## Work required
Update the material by replacing every "sort-icon" with "sort-arrow" and leaving everything else unchanged.

## Material for this exercise
BEGIN
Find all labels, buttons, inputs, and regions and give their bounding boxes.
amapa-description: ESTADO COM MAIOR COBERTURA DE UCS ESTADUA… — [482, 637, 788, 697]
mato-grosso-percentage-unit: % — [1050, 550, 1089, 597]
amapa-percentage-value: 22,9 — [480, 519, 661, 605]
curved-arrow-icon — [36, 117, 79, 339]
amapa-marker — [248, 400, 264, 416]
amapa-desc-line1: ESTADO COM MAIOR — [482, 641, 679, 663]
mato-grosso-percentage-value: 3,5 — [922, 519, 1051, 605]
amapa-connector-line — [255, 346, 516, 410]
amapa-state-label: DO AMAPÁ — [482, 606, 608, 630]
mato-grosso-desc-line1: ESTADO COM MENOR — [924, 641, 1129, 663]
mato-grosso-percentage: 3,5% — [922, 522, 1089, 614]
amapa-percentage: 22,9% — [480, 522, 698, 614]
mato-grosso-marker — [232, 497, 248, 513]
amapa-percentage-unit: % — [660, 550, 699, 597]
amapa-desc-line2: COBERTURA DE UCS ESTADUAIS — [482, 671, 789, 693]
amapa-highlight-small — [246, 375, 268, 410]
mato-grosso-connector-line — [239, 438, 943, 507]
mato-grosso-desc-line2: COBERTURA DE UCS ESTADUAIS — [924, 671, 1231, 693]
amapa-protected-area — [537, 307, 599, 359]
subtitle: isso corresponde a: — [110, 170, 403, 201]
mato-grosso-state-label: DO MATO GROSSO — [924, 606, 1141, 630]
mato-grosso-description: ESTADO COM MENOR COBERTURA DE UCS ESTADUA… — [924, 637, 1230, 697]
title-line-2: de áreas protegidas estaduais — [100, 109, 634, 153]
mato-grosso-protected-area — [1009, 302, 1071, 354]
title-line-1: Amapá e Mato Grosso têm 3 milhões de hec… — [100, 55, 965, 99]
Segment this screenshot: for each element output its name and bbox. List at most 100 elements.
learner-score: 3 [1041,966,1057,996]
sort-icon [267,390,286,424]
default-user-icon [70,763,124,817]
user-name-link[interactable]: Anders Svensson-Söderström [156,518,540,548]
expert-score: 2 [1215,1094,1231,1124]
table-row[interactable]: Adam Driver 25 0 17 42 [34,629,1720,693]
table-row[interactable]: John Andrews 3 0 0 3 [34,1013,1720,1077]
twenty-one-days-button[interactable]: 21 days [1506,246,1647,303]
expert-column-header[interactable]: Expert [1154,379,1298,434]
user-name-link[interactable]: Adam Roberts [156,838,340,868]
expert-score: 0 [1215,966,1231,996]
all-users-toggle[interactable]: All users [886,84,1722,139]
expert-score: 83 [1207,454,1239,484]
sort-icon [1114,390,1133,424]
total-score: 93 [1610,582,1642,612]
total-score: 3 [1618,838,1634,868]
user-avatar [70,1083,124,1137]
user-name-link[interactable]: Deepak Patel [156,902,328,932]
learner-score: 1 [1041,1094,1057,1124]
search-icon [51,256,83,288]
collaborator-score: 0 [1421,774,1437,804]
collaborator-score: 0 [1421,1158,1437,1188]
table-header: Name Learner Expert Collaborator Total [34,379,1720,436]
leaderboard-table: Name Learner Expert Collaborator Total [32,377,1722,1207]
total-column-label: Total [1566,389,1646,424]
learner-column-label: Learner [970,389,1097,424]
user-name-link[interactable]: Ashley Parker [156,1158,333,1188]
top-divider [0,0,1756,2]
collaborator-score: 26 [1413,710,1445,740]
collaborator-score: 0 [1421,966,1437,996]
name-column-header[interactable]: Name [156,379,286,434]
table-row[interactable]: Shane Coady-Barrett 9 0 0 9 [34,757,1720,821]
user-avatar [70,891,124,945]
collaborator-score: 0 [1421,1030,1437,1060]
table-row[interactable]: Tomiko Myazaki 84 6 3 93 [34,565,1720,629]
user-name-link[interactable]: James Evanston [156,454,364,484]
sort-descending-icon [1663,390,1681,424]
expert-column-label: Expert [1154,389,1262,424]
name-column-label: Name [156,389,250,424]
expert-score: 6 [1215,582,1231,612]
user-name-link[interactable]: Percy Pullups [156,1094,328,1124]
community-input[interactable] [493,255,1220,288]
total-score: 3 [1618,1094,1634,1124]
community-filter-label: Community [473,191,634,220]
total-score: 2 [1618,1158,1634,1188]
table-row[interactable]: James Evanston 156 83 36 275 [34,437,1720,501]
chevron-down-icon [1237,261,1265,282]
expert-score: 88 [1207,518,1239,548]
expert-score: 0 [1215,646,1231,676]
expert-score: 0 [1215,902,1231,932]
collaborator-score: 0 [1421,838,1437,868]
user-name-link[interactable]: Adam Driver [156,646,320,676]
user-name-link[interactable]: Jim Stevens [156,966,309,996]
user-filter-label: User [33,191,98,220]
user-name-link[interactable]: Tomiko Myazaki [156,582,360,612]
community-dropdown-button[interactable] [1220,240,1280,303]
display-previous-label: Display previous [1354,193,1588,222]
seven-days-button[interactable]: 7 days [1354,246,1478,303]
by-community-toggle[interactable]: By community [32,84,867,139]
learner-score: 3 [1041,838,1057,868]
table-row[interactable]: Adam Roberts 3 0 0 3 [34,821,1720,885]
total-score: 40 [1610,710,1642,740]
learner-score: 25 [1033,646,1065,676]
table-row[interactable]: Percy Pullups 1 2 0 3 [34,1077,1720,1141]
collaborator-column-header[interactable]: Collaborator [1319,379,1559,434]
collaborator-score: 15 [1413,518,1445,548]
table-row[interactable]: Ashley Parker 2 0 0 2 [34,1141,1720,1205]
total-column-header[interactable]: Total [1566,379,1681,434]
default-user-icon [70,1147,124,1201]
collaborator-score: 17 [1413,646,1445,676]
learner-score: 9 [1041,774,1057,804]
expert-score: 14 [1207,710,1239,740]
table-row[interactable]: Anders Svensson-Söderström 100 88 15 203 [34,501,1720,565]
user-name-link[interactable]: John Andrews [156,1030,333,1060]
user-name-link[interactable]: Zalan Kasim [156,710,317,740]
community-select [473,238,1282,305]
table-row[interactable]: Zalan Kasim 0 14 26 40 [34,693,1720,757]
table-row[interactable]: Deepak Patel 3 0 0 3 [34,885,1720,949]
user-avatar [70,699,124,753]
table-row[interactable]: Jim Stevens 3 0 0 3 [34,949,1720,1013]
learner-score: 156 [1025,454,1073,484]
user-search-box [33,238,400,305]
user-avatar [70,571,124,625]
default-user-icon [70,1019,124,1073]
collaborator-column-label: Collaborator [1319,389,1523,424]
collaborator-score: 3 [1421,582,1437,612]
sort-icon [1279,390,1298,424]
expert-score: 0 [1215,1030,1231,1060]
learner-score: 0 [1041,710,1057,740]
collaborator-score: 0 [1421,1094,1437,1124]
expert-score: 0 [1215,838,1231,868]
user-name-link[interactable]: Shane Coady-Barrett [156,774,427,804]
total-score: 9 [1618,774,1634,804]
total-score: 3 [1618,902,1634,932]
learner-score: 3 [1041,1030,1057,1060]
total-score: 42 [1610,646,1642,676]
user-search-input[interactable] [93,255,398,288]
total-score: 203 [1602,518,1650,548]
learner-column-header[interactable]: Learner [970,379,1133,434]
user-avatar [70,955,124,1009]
END
## Answer to this exercise
Find all labels, buttons, inputs, and regions and give their bounding boxes.
amapa-description: ESTADO COM MAIOR COBERTURA DE UCS ESTADUA… — [482, 637, 788, 697]
mato-grosso-percentage-unit: % — [1050, 550, 1089, 597]
amapa-percentage-value: 22,9 — [480, 519, 661, 605]
curved-arrow-icon — [36, 117, 79, 339]
amapa-marker — [248, 400, 264, 416]
amapa-desc-line1: ESTADO COM MAIOR — [482, 641, 679, 663]
mato-grosso-percentage-value: 3,5 — [922, 519, 1051, 605]
amapa-connector-line — [255, 346, 516, 410]
amapa-state-label: DO AMAPÁ — [482, 606, 608, 630]
mato-grosso-desc-line1: ESTADO COM MENOR — [924, 641, 1129, 663]
mato-grosso-percentage: 3,5% — [922, 522, 1089, 614]
amapa-percentage: 22,9% — [480, 522, 698, 614]
mato-grosso-marker — [232, 497, 248, 513]
amapa-percentage-unit: % — [660, 550, 699, 597]
amapa-desc-line2: COBERTURA DE UCS ESTADUAIS — [482, 671, 789, 693]
amapa-highlight-small — [246, 375, 268, 410]
mato-grosso-connector-line — [239, 438, 943, 507]
mato-grosso-desc-line2: COBERTURA DE UCS ESTADUAIS — [924, 671, 1231, 693]
amapa-protected-area — [537, 307, 599, 359]
subtitle: isso corresponde a: — [110, 170, 403, 201]
mato-grosso-state-label: DO MATO GROSSO — [924, 606, 1141, 630]
mato-grosso-description: ESTADO COM MENOR COBERTURA DE UCS ESTADUA… — [924, 637, 1230, 697]
title-line-2: de áreas protegidas estaduais — [100, 109, 634, 153]
mato-grosso-protected-area — [1009, 302, 1071, 354]
title-line-1: Amapá e Mato Grosso têm 3 milhões de hec… — [100, 55, 965, 99]
Segment this screenshot: for each element output its name and bbox. List at most 100 elements.
learner-score: 3 [1041,966,1057,996]
sort-arrow [267,390,286,424]
default-user-icon [70,763,124,817]
user-name-link[interactable]: Anders Svensson-Söderström [156,518,540,548]
expert-score: 2 [1215,1094,1231,1124]
table-row[interactable]: Adam Driver 25 0 17 42 [34,629,1720,693]
table-row[interactable]: John Andrews 3 0 0 3 [34,1013,1720,1077]
twenty-one-days-button[interactable]: 21 days [1506,246,1647,303]
expert-column-header[interactable]: Expert [1154,379,1298,434]
user-name-link[interactable]: Adam Roberts [156,838,340,868]
expert-score: 0 [1215,966,1231,996]
all-users-toggle[interactable]: All users [886,84,1722,139]
expert-score: 83 [1207,454,1239,484]
sort-arrow [1114,390,1133,424]
total-score: 93 [1610,582,1642,612]
total-score: 3 [1618,838,1634,868]
user-avatar [70,1083,124,1137]
user-name-link[interactable]: Deepak Patel [156,902,328,932]
learner-score: 1 [1041,1094,1057,1124]
search-icon [51,256,83,288]
collaborator-score: 0 [1421,774,1437,804]
collaborator-score: 0 [1421,1158,1437,1188]
table-header: Name Learner Expert Collaborator Total [34,379,1720,436]
leaderboard-table: Name Learner Expert Collaborator Total [32,377,1722,1207]
total-column-label: Total [1566,389,1646,424]
learner-column-label: Learner [970,389,1097,424]
user-name-link[interactable]: Ashley Parker [156,1158,333,1188]
top-divider [0,0,1756,2]
collaborator-score: 26 [1413,710,1445,740]
collaborator-score: 0 [1421,966,1437,996]
name-column-header[interactable]: Name [156,379,286,434]
table-row[interactable]: Shane Coady-Barrett 9 0 0 9 [34,757,1720,821]
user-avatar [70,891,124,945]
collaborator-score: 0 [1421,1030,1437,1060]
table-row[interactable]: Tomiko Myazaki 84 6 3 93 [34,565,1720,629]
user-name-link[interactable]: James Evanston [156,454,364,484]
sort-descending-icon [1663,390,1681,424]
expert-column-label: Expert [1154,389,1262,424]
name-column-label: Name [156,389,250,424]
expert-score: 6 [1215,582,1231,612]
user-name-link[interactable]: Percy Pullups [156,1094,328,1124]
community-input[interactable] [493,255,1220,288]
total-score: 3 [1618,1094,1634,1124]
community-filter-label: Community [473,191,634,220]
total-score: 2 [1618,1158,1634,1188]
table-row[interactable]: James Evanston 156 83 36 275 [34,437,1720,501]
chevron-down-icon [1237,261,1265,282]
expert-score: 88 [1207,518,1239,548]
expert-score: 0 [1215,646,1231,676]
expert-score: 0 [1215,902,1231,932]
collaborator-score: 0 [1421,838,1437,868]
user-name-link[interactable]: Adam Driver [156,646,320,676]
user-name-link[interactable]: Jim Stevens [156,966,309,996]
user-filter-label: User [33,191,98,220]
user-name-link[interactable]: Tomiko Myazaki [156,582,360,612]
community-dropdown-button[interactable] [1220,240,1280,303]
display-previous-label: Display previous [1354,193,1588,222]
seven-days-button[interactable]: 7 days [1354,246,1478,303]
by-community-toggle[interactable]: By community [32,84,867,139]
learner-score: 3 [1041,838,1057,868]
table-row[interactable]: Adam Roberts 3 0 0 3 [34,821,1720,885]
total-score: 40 [1610,710,1642,740]
learner-score: 25 [1033,646,1065,676]
table-row[interactable]: Percy Pullups 1 2 0 3 [34,1077,1720,1141]
collaborator-column-header[interactable]: Collaborator [1319,379,1559,434]
collaborator-score: 15 [1413,518,1445,548]
table-row[interactable]: Ashley Parker 2 0 0 2 [34,1141,1720,1205]
total-column-header[interactable]: Total [1566,379,1681,434]
default-user-icon [70,1147,124,1201]
collaborator-score: 17 [1413,646,1445,676]
learner-score: 9 [1041,774,1057,804]
expert-score: 14 [1207,710,1239,740]
table-row[interactable]: Anders Svensson-Söderström 100 88 15 203 [34,501,1720,565]
user-name-link[interactable]: John Andrews [156,1030,333,1060]
user-name-link[interactable]: Zalan Kasim [156,710,317,740]
community-select [473,238,1282,305]
table-row[interactable]: Zalan Kasim 0 14 26 40 [34,693,1720,757]
table-row[interactable]: Deepak Patel 3 0 0 3 [34,885,1720,949]
user-avatar [70,699,124,753]
table-row[interactable]: Jim Stevens 3 0 0 3 [34,949,1720,1013]
learner-score: 156 [1025,454,1073,484]
user-search-box [33,238,400,305]
user-avatar [70,571,124,625]
default-user-icon [70,1019,124,1073]
collaborator-column-label: Collaborator [1319,389,1523,424]
collaborator-score: 3 [1421,582,1437,612]
sort-arrow [1279,390,1298,424]
expert-score: 0 [1215,1030,1231,1060]
learner-score: 0 [1041,710,1057,740]
collaborator-score: 0 [1421,1094,1437,1124]
expert-score: 0 [1215,838,1231,868]
user-name-link[interactable]: Shane Coady-Barrett [156,774,427,804]
total-score: 9 [1618,774,1634,804]
total-score: 3 [1618,902,1634,932]
learner-score: 3 [1041,1030,1057,1060]
total-score: 42 [1610,646,1642,676]
user-search-input[interactable] [93,255,398,288]
total-score: 203 [1602,518,1650,548]
learner-column-header[interactable]: Learner [970,379,1133,434]
user-avatar [70,955,124,1009]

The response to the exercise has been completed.